Flutter plugin iOS tests in Swift

Creating plugins for Flutter is well documented and pretty easy. Unit testing the resulting native code in iOS wasn’t quite as straightforward so I thought I’d capture what I did while I still remember the steps. This post shows how to create a new plugin for Flutter with a Swift implementation for iOS, and then add Swift XCTest unit tests for that implementation.

Creating a new plugin

To create my first plugin I followed the Flutter docs, in particular the section on Developing plugin packages. I used the version of the create command that specified the native languages, like so: (late breaking news, the latest Flutter update defaults to Swift and Kotlin, awesome!)

flutter create --template=plugin -i swift -a kotlin my_plugin_name

As usual naming doesn’t seem like a big deal at first and then you realize that it matters for the public identity of the package on https://pub.dev, so choosing a good relatively unique name upfront will save you time. Changing the name of your package later on is theoretically possible but not fun. I of course did it wrong the first time, so I chose to redo the create with the new name, and then copy my code from the old project into its new nicely named home. Not awful, but save yourself the work and choose a good name that isn’t already taken on pub.dev first.

Understanding the generated code

The Flutter team did a great job of generating a lot of useful code that just runs out of the box. In particular for a plugin there is a generated example Flutter app that uses the generated plugin. Here’s the interesting parts of the top level directory structure of a generated plugin:

my_plugin_name
  - android
  - example
  - ios
  - lib
  - test
  pubspec.yaml
  Readme.md

The example directory contains a Flutter app that interacts with that native code. It has just what you’d expect to find in a Flutter app, a lib/main.dart file and the android and ios directories with the code required to run that app on the native devices. This may not confuse anyone else but I found myself constantly trying to find my plugin code in the ios directory under example. Remember that the example is just like any Flutter app that will depend on your plugin, it does not have the plugin code in it, instead it depends on it. If you hate magic as much as I do note that there is none here, the example app has an explicit dependency in its pubspec.yaml file to my_plugin_name using a path resolution.

COMPLETE THE FOLLOWING
• A. In the Flutter plugin post, how does the example app depend on my_plugin_name?
• B. Pick up the Flutter plugin post after its last sentence and carry it forward.
The listing after this Flutter plugin post is separate material.

GIVEN DATA

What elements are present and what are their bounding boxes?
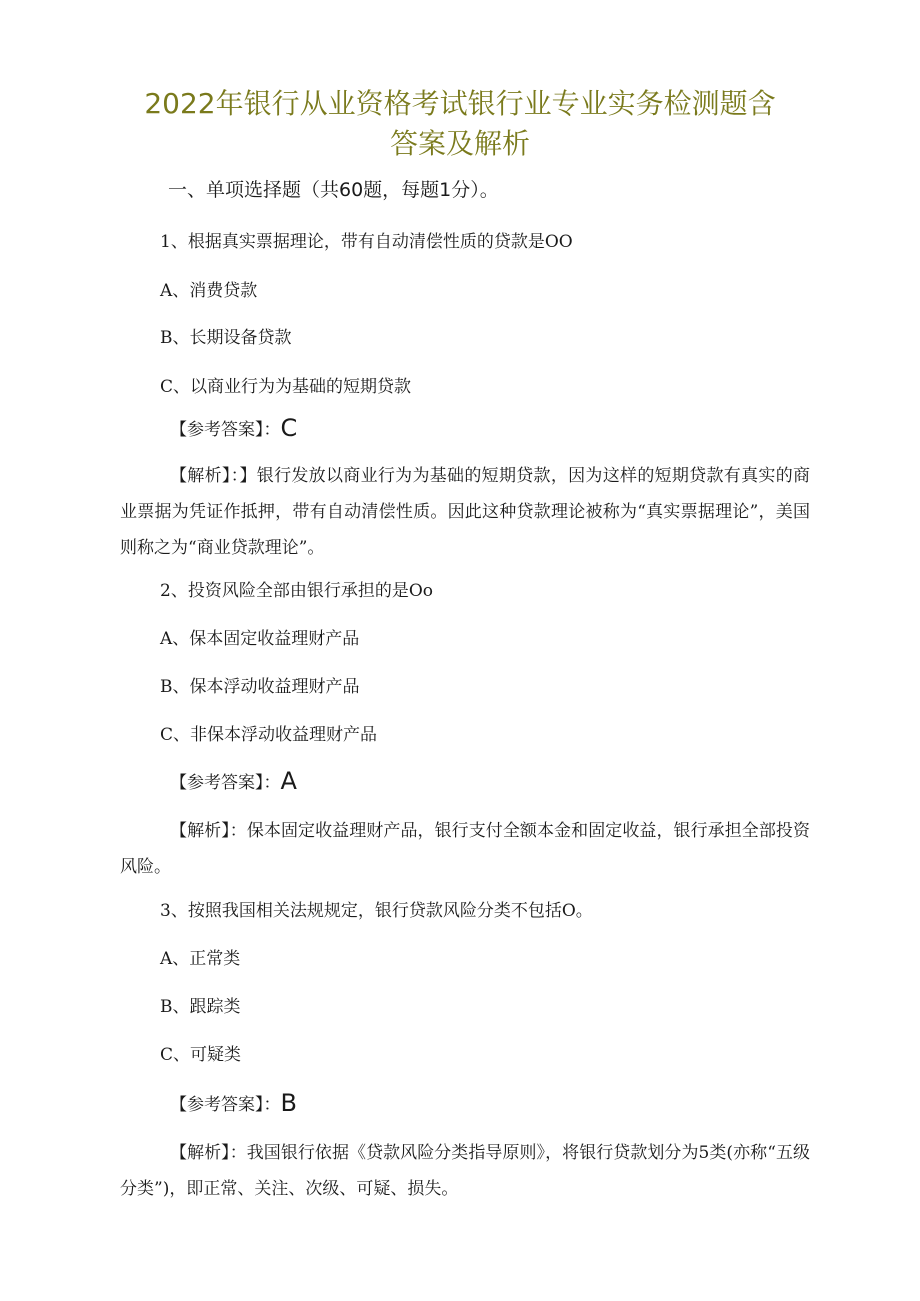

TASK-BY-TASK RESULTS
• A. Through an explicit dependency in its pubspec.yaml file that uses a path resolution.

• B.
The native code that implements the plugin is in the android and ios directories. I’m going to focus on the iOS implementation, that directory structure looks like this:

my_plugin_name
  -ios
    - Assets
    - Classes

All of the interesting code is in the Classes directory. In particular the SwiftMyPluginNamePlugin.swift file is the main entry point for the plugin. Implementing an iOS plugin starts here. If you’re not sure how calls make it from Dart to Swift make sure you read this excellent description because I’m not going to go into any detail on that. The list of platform channel data types for example is essential.

Creating the test target

Now that all the infrastructure is in place the example app will run on an emulator or a real device. You can try it out using the Flutter run command, but don’t do that yet. What I wanted to accomplish was to unit or integration test the Swift code that implements the plugin logic. Here’s an outline of what I did:

  1. Make sure the plugin is versioned in the pubspec.yaml and rebuild and run the sample app.
  2. Open the workspace for the example project in Xcode. That’s located in my_plugin_name/example/ios/Runner.xcworkspace
  3. Use Xcode to add a new test target to that workspace.
  4. Add tests using the XCTest Swift testing framework.
  5. Run the resulting tests in Xcode and watch things turn green.

Plugin versioning makes something work better about app deployment, in particular redeployment of the same app to the same device. The build settings in Xcode refer to environment variables like $(FlutterBuildNumber) and having set the version and run it from Flutter everything seems to work. If you don’t do that you can get errors about “could not hardlink copy“. Here’s the top of the pubspec.yaml file from the example folder after adding the required version information. Note the version line which I added to the generated file using the extended version number and build number format. See https://dart.dev/tools/pub/pubspec#version for a definition.

name: my_plugin_name_example
description: Demonstrates how to use the my_plugin_name plugin.
publish_to: 'none'
version: 1.0.1+1

environment:
  sdk: ">=2.1.0 <3.0.0"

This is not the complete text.